## What the task requires
Report the number of lines containing "Karl", with no other words.

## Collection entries

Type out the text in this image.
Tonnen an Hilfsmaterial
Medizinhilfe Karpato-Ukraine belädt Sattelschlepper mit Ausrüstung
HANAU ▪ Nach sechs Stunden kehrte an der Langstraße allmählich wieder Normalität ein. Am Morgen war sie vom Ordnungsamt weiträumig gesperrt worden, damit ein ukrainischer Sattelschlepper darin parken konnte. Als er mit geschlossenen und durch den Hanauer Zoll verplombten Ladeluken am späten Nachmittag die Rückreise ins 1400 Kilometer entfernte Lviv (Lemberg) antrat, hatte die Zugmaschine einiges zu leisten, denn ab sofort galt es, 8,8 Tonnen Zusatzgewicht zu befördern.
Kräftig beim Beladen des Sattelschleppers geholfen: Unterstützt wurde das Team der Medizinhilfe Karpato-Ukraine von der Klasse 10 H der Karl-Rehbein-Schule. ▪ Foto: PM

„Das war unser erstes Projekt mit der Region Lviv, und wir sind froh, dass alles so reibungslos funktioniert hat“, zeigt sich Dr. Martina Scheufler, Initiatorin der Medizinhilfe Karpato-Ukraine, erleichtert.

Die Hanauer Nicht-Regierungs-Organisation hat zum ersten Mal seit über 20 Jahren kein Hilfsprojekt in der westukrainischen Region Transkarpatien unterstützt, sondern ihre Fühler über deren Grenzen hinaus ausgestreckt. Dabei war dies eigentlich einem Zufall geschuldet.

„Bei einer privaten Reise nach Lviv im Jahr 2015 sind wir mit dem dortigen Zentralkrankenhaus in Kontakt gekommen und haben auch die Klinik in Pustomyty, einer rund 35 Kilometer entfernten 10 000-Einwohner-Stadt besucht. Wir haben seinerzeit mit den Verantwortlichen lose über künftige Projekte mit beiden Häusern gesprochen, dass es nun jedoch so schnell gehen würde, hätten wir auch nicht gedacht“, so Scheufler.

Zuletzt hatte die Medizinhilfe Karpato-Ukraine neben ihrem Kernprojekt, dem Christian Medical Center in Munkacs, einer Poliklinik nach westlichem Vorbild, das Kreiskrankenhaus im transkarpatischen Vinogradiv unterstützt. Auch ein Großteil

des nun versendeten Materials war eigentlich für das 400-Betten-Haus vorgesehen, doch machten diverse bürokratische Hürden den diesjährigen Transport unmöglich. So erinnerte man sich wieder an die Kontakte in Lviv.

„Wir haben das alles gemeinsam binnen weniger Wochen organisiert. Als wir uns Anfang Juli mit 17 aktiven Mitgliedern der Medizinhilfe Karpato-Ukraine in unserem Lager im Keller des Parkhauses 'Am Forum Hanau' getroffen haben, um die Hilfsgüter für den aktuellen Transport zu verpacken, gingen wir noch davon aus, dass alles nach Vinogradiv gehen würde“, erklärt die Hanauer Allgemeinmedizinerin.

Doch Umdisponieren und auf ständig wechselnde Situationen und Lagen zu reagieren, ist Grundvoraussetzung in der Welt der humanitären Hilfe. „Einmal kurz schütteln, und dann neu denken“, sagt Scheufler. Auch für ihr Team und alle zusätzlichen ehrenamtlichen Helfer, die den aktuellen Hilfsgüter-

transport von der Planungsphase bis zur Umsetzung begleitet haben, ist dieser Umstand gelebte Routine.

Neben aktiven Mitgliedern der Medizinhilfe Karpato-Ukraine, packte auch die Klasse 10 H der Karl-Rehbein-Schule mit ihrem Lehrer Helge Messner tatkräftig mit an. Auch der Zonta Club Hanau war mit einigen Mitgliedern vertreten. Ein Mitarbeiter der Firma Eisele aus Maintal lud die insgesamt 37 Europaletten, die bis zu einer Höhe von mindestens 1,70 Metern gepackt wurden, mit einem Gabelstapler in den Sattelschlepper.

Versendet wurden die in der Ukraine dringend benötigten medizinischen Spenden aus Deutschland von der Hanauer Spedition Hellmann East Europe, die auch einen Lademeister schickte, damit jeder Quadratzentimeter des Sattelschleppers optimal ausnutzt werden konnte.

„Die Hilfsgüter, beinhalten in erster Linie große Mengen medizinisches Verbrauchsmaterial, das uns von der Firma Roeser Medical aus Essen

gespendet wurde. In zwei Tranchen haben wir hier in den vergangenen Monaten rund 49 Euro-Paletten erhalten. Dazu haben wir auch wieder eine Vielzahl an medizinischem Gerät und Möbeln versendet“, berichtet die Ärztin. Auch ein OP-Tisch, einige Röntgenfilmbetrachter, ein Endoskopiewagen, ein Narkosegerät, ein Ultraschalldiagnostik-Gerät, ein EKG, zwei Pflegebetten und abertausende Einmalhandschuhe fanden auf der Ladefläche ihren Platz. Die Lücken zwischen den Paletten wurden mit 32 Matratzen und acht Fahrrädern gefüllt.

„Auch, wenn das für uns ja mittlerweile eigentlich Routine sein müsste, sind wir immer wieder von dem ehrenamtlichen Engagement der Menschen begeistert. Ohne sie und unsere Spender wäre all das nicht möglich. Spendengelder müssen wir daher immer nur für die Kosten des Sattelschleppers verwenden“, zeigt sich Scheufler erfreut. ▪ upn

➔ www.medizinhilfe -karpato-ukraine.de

## Answer to this problem
2